Wherever "position" appears in a line, list that line.

| DATA SHOWN |
## start

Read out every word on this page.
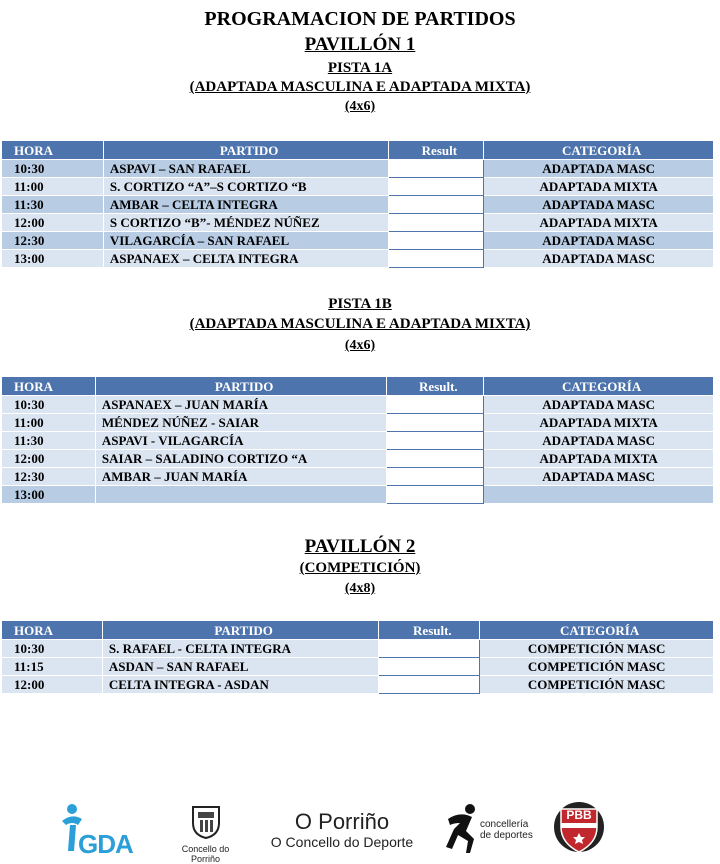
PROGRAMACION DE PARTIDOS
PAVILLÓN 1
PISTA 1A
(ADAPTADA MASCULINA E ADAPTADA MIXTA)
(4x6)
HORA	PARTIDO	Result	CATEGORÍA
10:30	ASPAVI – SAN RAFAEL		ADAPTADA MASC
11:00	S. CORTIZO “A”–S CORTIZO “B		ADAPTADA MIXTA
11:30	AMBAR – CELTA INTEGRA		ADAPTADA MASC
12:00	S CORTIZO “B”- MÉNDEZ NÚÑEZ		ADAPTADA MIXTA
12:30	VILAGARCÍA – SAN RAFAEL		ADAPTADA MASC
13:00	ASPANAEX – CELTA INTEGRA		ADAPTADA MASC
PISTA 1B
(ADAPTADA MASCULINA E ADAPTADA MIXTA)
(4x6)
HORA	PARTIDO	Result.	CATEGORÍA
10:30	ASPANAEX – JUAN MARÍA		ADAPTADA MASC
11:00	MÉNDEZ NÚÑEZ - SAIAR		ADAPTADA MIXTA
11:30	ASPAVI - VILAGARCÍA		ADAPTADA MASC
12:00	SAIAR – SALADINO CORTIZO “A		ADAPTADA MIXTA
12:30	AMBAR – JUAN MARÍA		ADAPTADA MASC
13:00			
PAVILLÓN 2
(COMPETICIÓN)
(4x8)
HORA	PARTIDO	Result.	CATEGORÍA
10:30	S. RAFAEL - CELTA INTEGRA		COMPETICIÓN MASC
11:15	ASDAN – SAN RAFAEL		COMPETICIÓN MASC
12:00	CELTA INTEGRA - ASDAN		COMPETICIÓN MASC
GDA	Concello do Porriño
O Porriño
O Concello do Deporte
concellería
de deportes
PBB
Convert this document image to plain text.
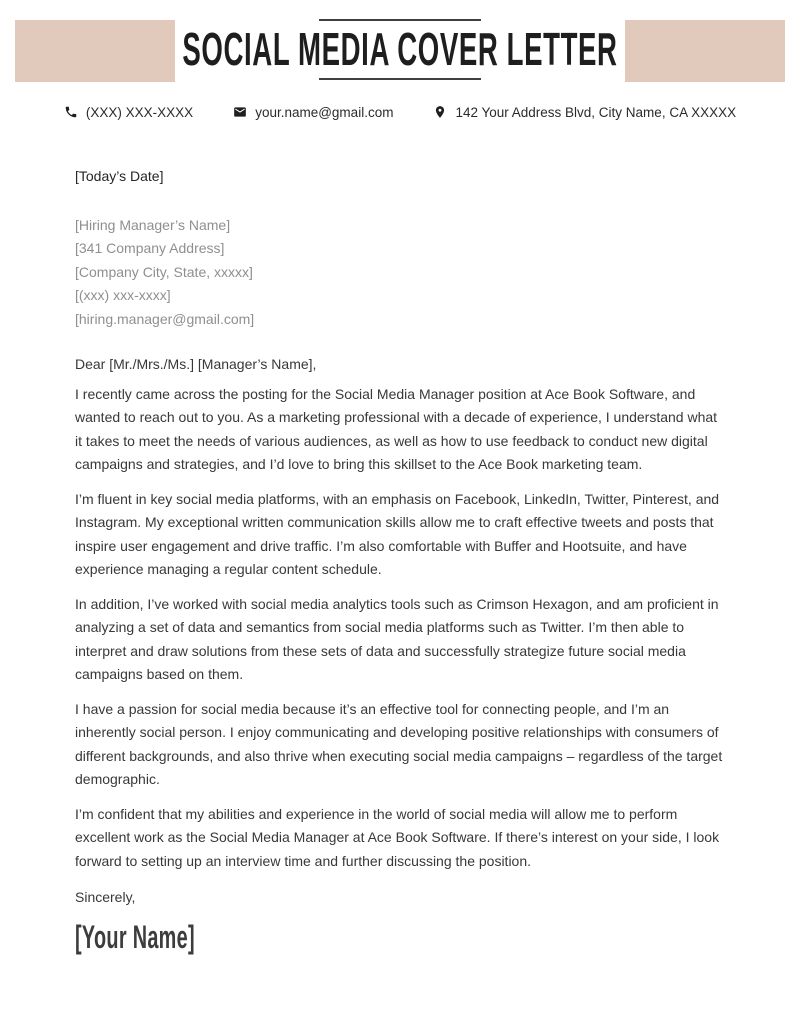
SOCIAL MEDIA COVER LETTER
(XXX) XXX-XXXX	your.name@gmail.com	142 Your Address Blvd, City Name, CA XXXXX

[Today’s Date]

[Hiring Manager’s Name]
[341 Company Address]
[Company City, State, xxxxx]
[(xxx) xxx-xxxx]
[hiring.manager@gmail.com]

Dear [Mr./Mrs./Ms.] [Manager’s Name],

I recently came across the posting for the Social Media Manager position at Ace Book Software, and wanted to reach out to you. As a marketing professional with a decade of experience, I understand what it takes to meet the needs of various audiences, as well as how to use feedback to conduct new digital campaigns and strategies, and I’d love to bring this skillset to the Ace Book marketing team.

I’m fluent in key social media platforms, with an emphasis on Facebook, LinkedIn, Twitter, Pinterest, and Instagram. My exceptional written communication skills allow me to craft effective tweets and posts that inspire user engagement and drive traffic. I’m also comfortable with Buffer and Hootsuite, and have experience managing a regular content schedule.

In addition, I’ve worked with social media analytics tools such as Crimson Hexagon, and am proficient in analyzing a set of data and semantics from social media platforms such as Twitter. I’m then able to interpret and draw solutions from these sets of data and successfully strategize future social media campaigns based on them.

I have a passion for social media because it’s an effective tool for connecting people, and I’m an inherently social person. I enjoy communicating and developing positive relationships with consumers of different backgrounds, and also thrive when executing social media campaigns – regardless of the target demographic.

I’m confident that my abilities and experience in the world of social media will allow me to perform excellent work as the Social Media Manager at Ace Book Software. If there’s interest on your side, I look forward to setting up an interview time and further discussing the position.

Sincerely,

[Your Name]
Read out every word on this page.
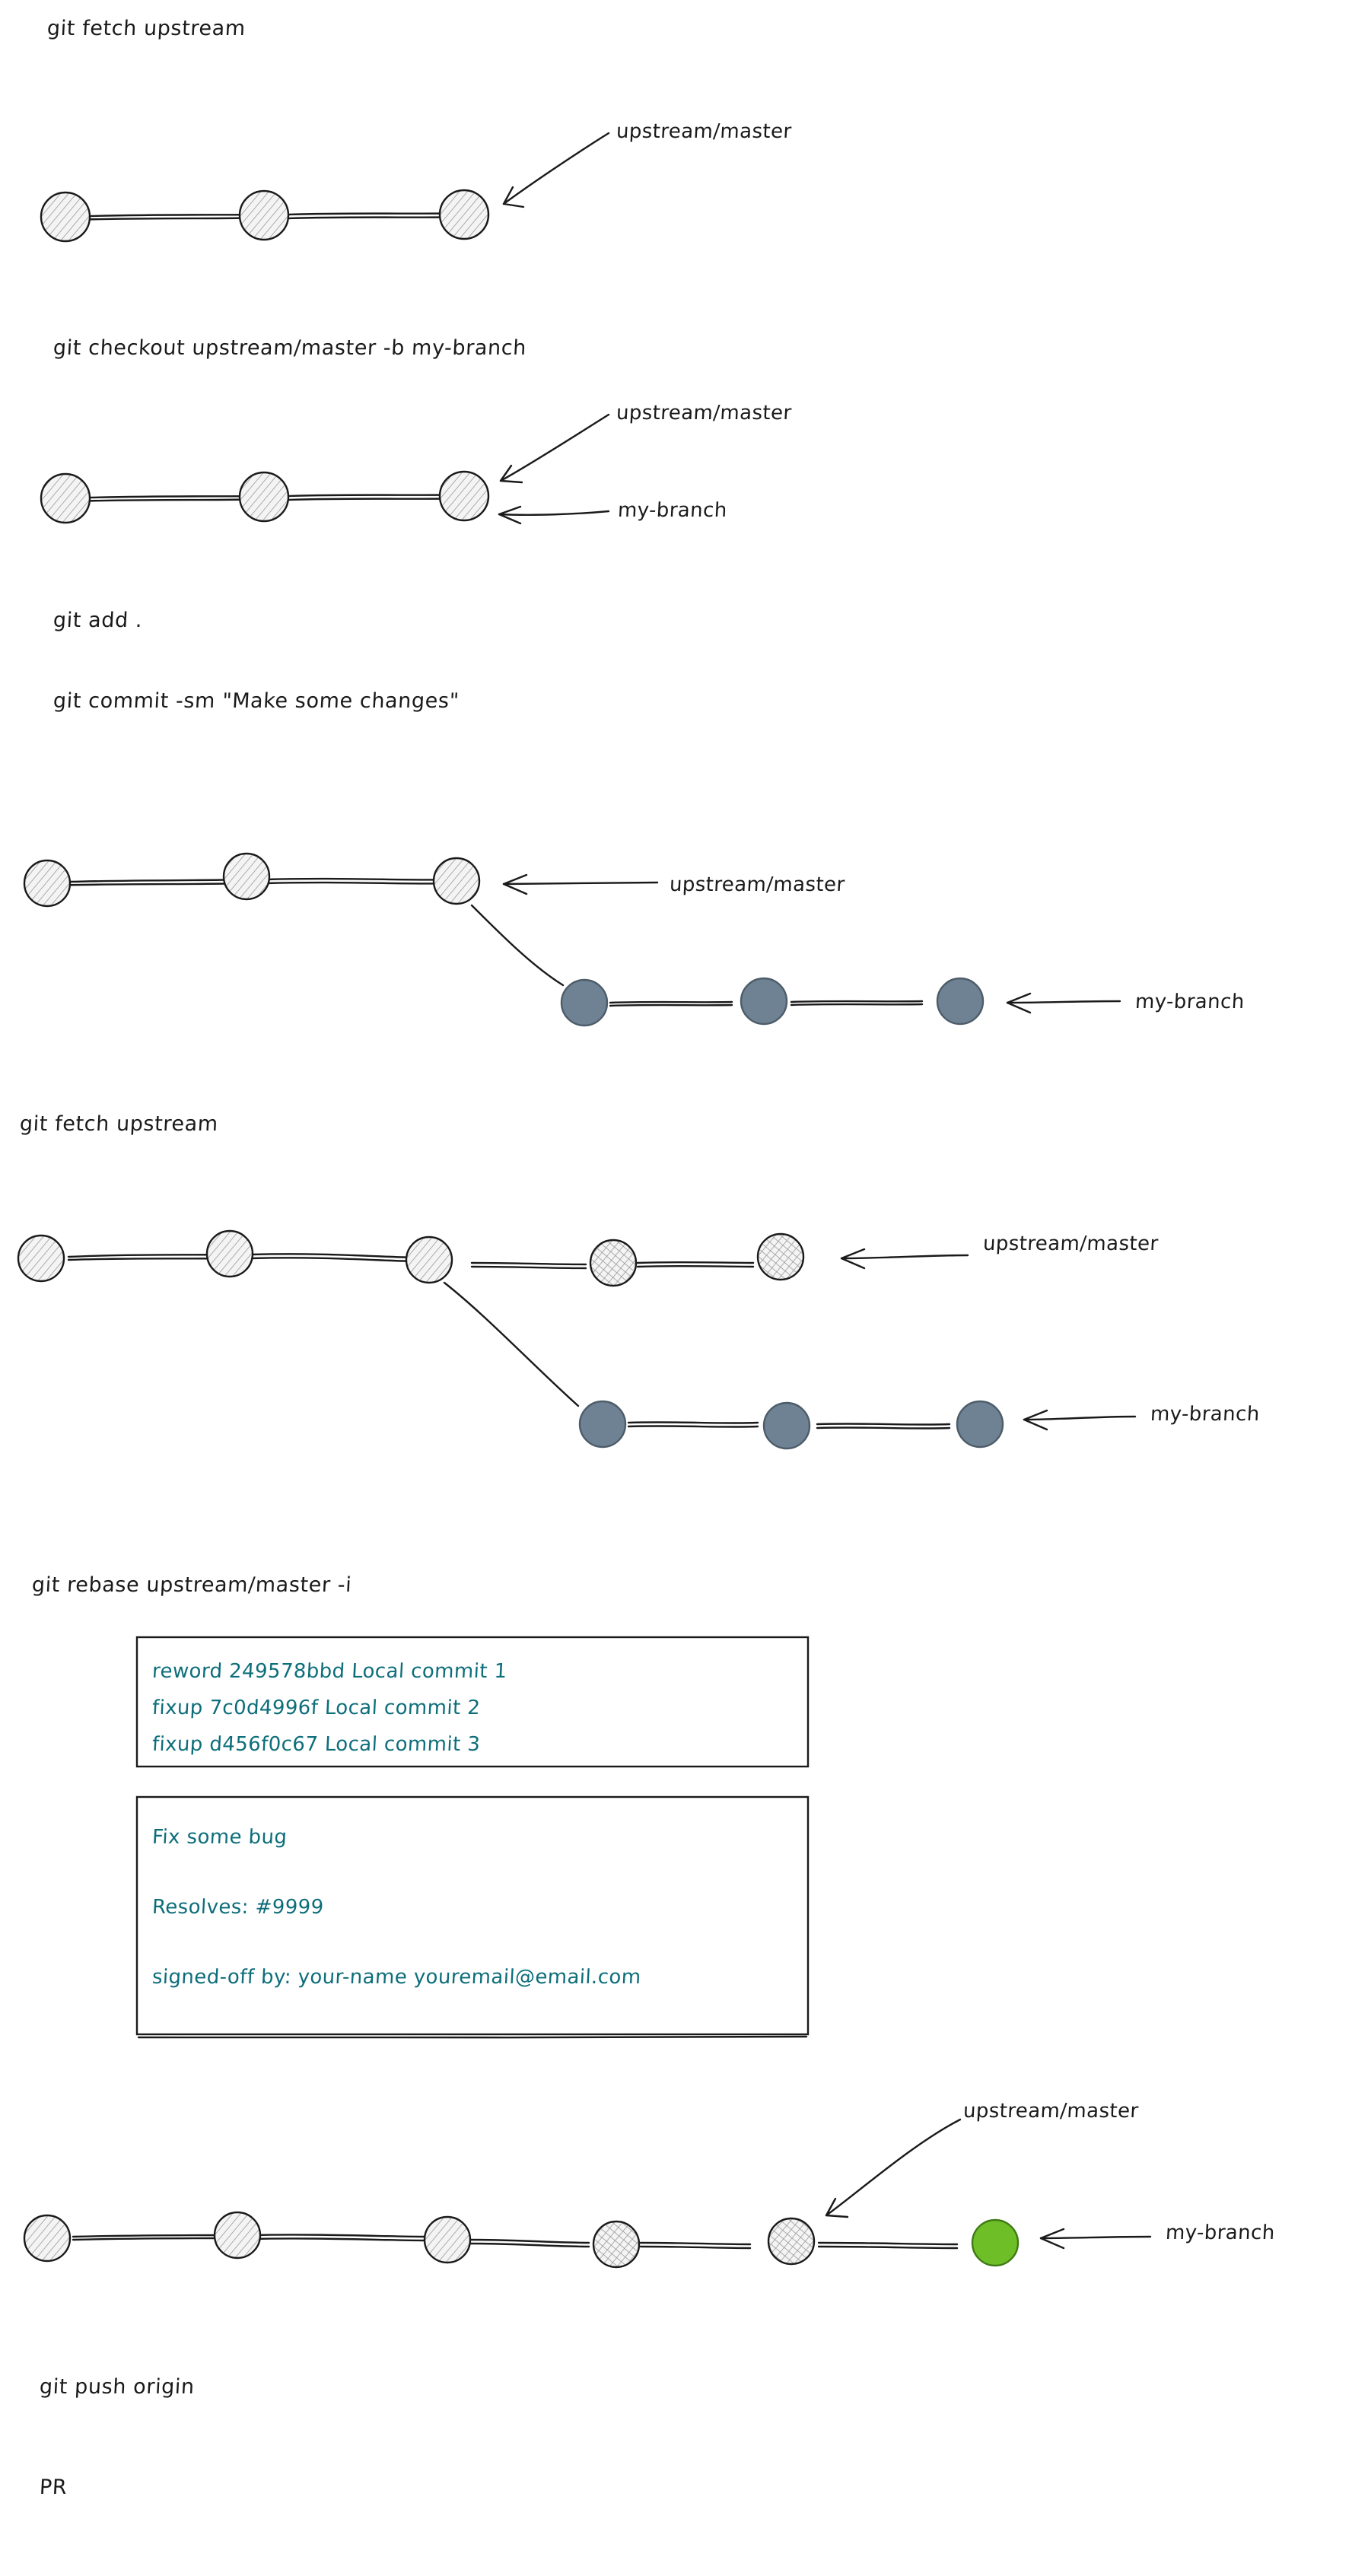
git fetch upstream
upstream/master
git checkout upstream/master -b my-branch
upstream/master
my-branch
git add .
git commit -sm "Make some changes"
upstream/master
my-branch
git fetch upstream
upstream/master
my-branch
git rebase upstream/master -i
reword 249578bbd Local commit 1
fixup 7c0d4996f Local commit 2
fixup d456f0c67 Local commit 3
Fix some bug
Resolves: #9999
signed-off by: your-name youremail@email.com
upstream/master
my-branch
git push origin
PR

## end

| COMPLETED TASK |
I recently came across the posting for the Social Media Manager position at Ace Book Software, and wanted to reach out to you. As a marketing professional with a decade of experience, I understand what it takes to meet the needs of various audiences, as well as how to use feedback to conduct new digital campaigns and strategies, and I’d love to bring this skillset to the Ace Book marketing team.
I’m confident that my abilities and experience in the world of social media will allow me to perform excellent work as the Social Media Manager at Ace Book Software. If there’s interest on your side, I look forward to setting up an interview time and further discussing the position.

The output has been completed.